▸ Short exercise: Gather every line holding the string "type".

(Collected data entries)

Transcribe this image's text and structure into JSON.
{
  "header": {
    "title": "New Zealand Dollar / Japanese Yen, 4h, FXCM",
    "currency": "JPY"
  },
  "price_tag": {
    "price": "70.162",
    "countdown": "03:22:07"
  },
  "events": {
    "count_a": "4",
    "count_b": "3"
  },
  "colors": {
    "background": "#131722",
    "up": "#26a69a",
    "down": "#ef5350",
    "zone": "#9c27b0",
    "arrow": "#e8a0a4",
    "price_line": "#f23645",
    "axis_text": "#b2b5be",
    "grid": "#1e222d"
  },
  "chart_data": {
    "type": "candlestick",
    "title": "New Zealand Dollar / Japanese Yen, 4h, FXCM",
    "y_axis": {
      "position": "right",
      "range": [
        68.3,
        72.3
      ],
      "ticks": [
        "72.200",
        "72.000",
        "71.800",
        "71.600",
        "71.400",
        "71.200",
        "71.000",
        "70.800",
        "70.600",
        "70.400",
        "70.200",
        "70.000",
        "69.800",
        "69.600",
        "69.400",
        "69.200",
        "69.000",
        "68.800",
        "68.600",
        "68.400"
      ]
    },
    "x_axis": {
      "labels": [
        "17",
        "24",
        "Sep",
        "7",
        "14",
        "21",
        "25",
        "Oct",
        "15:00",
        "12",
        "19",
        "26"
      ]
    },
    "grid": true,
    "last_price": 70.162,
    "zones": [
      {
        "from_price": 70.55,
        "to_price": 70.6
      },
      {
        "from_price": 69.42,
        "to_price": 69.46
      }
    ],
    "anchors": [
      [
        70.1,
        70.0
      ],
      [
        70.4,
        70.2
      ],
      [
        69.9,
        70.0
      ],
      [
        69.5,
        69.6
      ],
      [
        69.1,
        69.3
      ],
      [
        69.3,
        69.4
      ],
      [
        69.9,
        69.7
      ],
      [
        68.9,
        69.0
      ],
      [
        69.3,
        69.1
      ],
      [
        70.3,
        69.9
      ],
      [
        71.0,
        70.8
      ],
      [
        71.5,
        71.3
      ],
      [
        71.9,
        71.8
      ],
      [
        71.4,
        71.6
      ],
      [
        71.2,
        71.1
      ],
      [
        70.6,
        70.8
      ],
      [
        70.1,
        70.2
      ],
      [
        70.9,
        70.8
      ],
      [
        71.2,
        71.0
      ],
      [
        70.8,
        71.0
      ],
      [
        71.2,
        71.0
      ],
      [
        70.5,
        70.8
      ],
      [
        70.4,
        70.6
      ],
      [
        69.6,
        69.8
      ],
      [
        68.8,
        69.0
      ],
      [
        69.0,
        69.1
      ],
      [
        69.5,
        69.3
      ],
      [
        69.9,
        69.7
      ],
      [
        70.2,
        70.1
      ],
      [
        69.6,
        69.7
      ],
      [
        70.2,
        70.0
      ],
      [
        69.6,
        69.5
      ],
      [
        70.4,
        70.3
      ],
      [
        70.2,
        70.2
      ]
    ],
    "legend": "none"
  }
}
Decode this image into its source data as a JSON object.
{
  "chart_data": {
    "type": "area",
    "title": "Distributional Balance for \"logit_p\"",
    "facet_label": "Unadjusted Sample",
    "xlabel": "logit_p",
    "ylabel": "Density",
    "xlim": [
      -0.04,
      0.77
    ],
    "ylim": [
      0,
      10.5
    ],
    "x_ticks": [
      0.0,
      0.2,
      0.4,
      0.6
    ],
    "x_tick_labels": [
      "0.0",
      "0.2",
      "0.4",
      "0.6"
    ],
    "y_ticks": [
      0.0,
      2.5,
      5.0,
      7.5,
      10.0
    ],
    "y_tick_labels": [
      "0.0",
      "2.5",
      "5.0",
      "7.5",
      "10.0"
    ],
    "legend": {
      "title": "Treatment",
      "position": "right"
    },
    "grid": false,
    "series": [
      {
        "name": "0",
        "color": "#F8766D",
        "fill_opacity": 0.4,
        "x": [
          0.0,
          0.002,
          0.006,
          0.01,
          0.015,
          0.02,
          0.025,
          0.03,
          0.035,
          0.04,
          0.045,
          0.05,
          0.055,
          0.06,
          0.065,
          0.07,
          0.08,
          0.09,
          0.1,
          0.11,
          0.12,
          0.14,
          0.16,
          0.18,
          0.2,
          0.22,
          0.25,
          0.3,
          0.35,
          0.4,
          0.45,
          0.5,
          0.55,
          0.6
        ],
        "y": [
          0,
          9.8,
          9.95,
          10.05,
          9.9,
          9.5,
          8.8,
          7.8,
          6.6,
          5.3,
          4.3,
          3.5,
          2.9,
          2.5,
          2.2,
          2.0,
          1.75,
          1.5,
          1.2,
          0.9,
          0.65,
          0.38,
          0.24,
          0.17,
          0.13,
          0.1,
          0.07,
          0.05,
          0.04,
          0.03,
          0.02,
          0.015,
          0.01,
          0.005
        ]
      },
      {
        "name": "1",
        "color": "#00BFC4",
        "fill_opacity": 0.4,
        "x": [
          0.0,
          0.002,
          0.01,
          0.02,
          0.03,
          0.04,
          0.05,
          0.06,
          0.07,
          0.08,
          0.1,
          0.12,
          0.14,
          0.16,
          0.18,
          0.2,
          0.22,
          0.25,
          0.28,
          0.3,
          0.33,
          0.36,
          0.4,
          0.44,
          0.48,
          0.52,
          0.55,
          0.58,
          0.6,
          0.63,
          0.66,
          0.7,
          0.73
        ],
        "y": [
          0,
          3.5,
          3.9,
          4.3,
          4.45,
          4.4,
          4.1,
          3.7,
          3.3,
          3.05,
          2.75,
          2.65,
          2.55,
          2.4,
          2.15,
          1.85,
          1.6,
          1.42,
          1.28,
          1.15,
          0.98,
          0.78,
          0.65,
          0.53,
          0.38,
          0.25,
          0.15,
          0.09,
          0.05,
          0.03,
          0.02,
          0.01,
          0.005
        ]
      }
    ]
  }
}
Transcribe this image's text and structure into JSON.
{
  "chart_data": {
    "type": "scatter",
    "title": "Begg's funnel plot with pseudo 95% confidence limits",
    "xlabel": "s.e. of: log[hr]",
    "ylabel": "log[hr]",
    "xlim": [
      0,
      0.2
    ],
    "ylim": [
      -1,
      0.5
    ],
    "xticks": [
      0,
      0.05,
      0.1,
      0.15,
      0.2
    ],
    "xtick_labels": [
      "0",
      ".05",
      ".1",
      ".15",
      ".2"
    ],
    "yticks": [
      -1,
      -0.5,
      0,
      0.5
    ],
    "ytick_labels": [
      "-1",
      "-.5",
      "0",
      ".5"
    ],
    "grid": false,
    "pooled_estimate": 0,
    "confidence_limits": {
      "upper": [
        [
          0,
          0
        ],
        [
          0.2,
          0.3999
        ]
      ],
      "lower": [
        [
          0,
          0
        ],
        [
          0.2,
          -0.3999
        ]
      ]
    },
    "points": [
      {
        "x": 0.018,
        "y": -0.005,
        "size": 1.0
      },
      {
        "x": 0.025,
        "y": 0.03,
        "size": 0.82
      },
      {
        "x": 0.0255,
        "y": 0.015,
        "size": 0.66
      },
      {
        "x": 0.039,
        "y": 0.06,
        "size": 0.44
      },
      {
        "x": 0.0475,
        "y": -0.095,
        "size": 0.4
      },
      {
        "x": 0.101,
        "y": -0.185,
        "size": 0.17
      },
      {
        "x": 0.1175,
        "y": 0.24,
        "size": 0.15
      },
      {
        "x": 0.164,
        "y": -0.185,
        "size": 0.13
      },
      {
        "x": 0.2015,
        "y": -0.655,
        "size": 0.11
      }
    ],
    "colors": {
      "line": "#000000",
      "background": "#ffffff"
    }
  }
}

▸ Task output:
    "type": "candlestick",
    "type": "area",
    "type": "scatter",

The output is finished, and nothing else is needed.